[Start of section]

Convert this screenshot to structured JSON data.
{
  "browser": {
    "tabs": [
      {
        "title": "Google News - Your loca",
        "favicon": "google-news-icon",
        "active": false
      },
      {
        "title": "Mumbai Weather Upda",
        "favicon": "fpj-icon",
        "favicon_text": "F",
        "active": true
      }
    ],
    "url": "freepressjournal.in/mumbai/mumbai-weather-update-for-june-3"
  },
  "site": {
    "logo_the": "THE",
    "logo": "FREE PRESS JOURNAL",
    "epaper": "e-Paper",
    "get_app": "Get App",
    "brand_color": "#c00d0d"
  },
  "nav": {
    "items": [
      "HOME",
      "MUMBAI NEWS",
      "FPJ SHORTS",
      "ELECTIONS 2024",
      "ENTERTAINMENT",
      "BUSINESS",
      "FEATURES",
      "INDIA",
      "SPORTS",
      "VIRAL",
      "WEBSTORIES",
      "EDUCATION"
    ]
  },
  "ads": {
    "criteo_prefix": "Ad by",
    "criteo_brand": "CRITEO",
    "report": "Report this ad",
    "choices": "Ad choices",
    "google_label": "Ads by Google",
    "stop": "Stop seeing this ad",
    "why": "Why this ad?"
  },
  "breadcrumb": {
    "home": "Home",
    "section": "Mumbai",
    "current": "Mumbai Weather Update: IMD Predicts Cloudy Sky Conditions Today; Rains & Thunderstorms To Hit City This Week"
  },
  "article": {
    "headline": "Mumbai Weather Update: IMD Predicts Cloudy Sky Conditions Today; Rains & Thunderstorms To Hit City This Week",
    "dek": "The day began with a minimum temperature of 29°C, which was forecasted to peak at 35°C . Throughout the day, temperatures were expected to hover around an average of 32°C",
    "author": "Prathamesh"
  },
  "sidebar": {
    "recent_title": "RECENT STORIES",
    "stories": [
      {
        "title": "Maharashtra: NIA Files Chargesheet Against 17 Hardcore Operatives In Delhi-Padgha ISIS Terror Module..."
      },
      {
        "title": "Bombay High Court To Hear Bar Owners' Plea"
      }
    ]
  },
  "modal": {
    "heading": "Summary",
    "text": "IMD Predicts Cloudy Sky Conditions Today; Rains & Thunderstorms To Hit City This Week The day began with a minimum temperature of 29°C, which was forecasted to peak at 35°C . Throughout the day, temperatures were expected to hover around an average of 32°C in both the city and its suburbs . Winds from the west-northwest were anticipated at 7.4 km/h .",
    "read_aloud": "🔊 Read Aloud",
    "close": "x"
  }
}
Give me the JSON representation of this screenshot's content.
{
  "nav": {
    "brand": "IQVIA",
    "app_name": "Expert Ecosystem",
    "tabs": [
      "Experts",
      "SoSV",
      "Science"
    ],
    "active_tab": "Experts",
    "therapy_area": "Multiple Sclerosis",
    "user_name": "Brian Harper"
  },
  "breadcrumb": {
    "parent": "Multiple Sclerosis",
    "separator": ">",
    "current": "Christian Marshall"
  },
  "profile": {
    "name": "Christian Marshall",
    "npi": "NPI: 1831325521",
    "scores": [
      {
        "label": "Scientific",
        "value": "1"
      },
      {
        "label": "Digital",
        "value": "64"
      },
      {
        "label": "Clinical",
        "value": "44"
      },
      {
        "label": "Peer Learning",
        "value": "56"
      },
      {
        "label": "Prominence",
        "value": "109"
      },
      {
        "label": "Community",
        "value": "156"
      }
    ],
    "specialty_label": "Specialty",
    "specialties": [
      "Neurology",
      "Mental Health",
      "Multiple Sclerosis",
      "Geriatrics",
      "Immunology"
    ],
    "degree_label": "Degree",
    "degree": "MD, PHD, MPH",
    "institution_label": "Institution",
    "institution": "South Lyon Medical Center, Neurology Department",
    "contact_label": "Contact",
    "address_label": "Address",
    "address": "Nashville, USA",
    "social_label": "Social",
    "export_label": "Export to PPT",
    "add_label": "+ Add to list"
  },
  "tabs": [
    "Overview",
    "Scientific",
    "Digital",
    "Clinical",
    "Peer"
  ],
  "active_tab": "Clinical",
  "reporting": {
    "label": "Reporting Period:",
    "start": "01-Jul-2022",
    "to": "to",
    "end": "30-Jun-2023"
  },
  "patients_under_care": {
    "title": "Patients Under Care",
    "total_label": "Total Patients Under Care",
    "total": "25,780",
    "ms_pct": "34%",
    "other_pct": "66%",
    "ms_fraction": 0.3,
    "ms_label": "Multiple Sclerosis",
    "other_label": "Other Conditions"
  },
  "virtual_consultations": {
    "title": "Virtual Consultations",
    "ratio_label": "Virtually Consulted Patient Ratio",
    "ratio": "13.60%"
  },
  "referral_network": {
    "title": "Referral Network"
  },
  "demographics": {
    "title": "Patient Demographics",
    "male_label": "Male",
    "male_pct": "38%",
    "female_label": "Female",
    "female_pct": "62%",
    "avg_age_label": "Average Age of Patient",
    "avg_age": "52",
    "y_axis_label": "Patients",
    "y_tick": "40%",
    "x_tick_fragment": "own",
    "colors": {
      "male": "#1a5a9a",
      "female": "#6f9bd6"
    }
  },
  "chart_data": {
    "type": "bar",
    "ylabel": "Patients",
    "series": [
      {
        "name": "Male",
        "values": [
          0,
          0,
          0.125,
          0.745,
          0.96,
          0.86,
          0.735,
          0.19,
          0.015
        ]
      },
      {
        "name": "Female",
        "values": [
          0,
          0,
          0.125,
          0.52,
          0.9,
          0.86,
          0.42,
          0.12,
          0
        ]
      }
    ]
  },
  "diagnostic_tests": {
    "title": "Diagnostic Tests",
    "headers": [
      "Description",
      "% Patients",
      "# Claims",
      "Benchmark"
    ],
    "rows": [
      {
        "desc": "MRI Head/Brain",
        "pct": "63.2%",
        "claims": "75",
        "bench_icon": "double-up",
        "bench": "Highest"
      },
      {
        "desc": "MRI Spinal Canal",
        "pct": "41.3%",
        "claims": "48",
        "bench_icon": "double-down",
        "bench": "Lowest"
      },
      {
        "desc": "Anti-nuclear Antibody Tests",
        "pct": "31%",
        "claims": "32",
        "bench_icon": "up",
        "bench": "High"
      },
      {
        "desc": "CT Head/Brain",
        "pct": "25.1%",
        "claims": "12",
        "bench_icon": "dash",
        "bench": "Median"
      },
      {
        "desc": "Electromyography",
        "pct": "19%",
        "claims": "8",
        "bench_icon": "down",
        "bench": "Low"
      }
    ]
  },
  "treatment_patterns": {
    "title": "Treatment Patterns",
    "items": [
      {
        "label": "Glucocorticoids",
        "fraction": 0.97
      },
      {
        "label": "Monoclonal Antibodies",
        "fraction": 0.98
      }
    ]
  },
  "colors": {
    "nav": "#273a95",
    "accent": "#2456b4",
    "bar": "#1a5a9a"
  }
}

[End of section]

Task statement - Every record must be given again exactly as it was written.

Exercise result -
Convert this screenshot to structured JSON data.
{
  "browser": {
    "tabs": [
      {
        "title": "Google News - Your loca",
        "favicon": "google-news-icon",
        "active": false
      },
      {
        "title": "Mumbai Weather Upda",
        "favicon": "fpj-icon",
        "favicon_text": "F",
        "active": true
      }
    ],
    "url": "freepressjournal.in/mumbai/mumbai-weather-update-for-june-3"
  },
  "site": {
    "logo_the": "THE",
    "logo": "FREE PRESS JOURNAL",
    "epaper": "e-Paper",
    "get_app": "Get App",
    "brand_color": "#c00d0d"
  },
  "nav": {
    "items": [
      "HOME",
      "MUMBAI NEWS",
      "FPJ SHORTS",
      "ELECTIONS 2024",
      "ENTERTAINMENT",
      "BUSINESS",
      "FEATURES",
      "INDIA",
      "SPORTS",
      "VIRAL",
      "WEBSTORIES",
      "EDUCATION"
    ]
  },
  "ads": {
    "criteo_prefix": "Ad by",
    "criteo_brand": "CRITEO",
    "report": "Report this ad",
    "choices": "Ad choices",
    "google_label": "Ads by Google",
    "stop": "Stop seeing this ad",
    "why": "Why this ad?"
  },
  "breadcrumb": {
    "home": "Home",
    "section": "Mumbai",
    "current": "Mumbai Weather Update: IMD Predicts Cloudy Sky Conditions Today; Rains & Thunderstorms To Hit City This Week"
  },
  "article": {
    "headline": "Mumbai Weather Update: IMD Predicts Cloudy Sky Conditions Today; Rains & Thunderstorms To Hit City This Week",
    "dek": "The day began with a minimum temperature of 29°C, which was forecasted to peak at 35°C . Throughout the day, temperatures were expected to hover around an average of 32°C",
    "author": "Prathamesh"
  },
  "sidebar": {
    "recent_title": "RECENT STORIES",
    "stories": [
      {
        "title": "Maharashtra: NIA Files Chargesheet Against 17 Hardcore Operatives In Delhi-Padgha ISIS Terror Module..."
      },
      {
        "title": "Bombay High Court To Hear Bar Owners' Plea"
      }
    ]
  },
  "modal": {
    "heading": "Summary",
    "text": "IMD Predicts Cloudy Sky Conditions Today; Rains & Thunderstorms To Hit City This Week The day began with a minimum temperature of 29°C, which was forecasted to peak at 35°C . Throughout the day, temperatures were expected to hover around an average of 32°C in both the city and its suburbs . Winds from the west-northwest were anticipated at 7.4 km/h .",
    "read_aloud": "🔊 Read Aloud",
    "close": "x"
  }
}
Give me the JSON representation of this screenshot's content.
{
  "nav": {
    "brand": "IQVIA",
    "app_name": "Expert Ecosystem",
    "tabs": [
      "Experts",
      "SoSV",
      "Science"
    ],
    "active_tab": "Experts",
    "therapy_area": "Multiple Sclerosis",
    "user_name": "Brian Harper"
  },
  "breadcrumb": {
    "parent": "Multiple Sclerosis",
    "separator": ">",
    "current": "Christian Marshall"
  },
  "profile": {
    "name": "Christian Marshall",
    "npi": "NPI: 1831325521",
    "scores": [
      {
        "label": "Scientific",
        "value": "1"
      },
      {
        "label": "Digital",
        "value": "64"
      },
      {
        "label": "Clinical",
        "value": "44"
      },
      {
        "label": "Peer Learning",
        "value": "56"
      },
      {
        "label": "Prominence",
        "value": "109"
      },
      {
        "label": "Community",
        "value": "156"
      }
    ],
    "specialty_label": "Specialty",
    "specialties": [
      "Neurology",
      "Mental Health",
      "Multiple Sclerosis",
      "Geriatrics",
      "Immunology"
    ],
    "degree_label": "Degree",
    "degree": "MD, PHD, MPH",
    "institution_label": "Institution",
    "institution": "South Lyon Medical Center, Neurology Department",
    "contact_label": "Contact",
    "address_label": "Address",
    "address": "Nashville, USA",
    "social_label": "Social",
    "export_label": "Export to PPT",
    "add_label": "+ Add to list"
  },
  "tabs": [
    "Overview",
    "Scientific",
    "Digital",
    "Clinical",
    "Peer"
  ],
  "active_tab": "Clinical",
  "reporting": {
    "label": "Reporting Period:",
    "start": "01-Jul-2022",
    "to": "to",
    "end": "30-Jun-2023"
  },
  "patients_under_care": {
    "title": "Patients Under Care",
    "total_label": "Total Patients Under Care",
    "total": "25,780",
    "ms_pct": "34%",
    "other_pct": "66%",
    "ms_fraction": 0.3,
    "ms_label": "Multiple Sclerosis",
    "other_label": "Other Conditions"
  },
  "virtual_consultations": {
    "title": "Virtual Consultations",
    "ratio_label": "Virtually Consulted Patient Ratio",
    "ratio": "13.60%"
  },
  "referral_network": {
    "title": "Referral Network"
  },
  "demographics": {
    "title": "Patient Demographics",
    "male_label": "Male",
    "male_pct": "38%",
    "female_label": "Female",
    "female_pct": "62%",
    "avg_age_label": "Average Age of Patient",
    "avg_age": "52",
    "y_axis_label": "Patients",
    "y_tick": "40%",
    "x_tick_fragment": "own",
    "colors": {
      "male": "#1a5a9a",
      "female": "#6f9bd6"
    }
  },
  "chart_data": {
    "type": "bar",
    "ylabel": "Patients",
    "series": [
      {
        "name": "Male",
        "values": [
          0,
          0,
          0.125,
          0.745,
          0.96,
          0.86,
          0.735,
          0.19,
          0.015
        ]
      },
      {
        "name": "Female",
        "values": [
          0,
          0,
          0.125,
          0.52,
          0.9,
          0.86,
          0.42,
          0.12,
          0
        ]
      }
    ]
  },
  "diagnostic_tests": {
    "title": "Diagnostic Tests",
    "headers": [
      "Description",
      "% Patients",
      "# Claims",
      "Benchmark"
    ],
    "rows": [
      {
        "desc": "MRI Head/Brain",
        "pct": "63.2%",
        "claims": "75",
        "bench_icon": "double-up",
        "bench": "Highest"
      },
      {
        "desc": "MRI Spinal Canal",
        "pct": "41.3%",
        "claims": "48",
        "bench_icon": "double-down",
        "bench": "Lowest"
      },
      {
        "desc": "Anti-nuclear Antibody Tests",
        "pct": "31%",
        "claims": "32",
        "bench_icon": "up",
        "bench": "High"
      },
      {
        "desc": "CT Head/Brain",
        "pct": "25.1%",
        "claims": "12",
        "bench_icon": "dash",
        "bench": "Median"
      },
      {
        "desc": "Electromyography",
        "pct": "19%",
        "claims": "8",
        "bench_icon": "down",
        "bench": "Low"
      }
    ]
  },
  "treatment_patterns": {
    "title": "Treatment Patterns",
    "items": [
      {
        "label": "Glucocorticoids",
        "fraction": 0.97
      },
      {
        "label": "Monoclonal Antibodies",
        "fraction": 0.98
      }
    ]
  },
  "colors": {
    "nav": "#273a95",
    "accent": "#2456b4",
    "bar": "#1a5a9a"
  }
}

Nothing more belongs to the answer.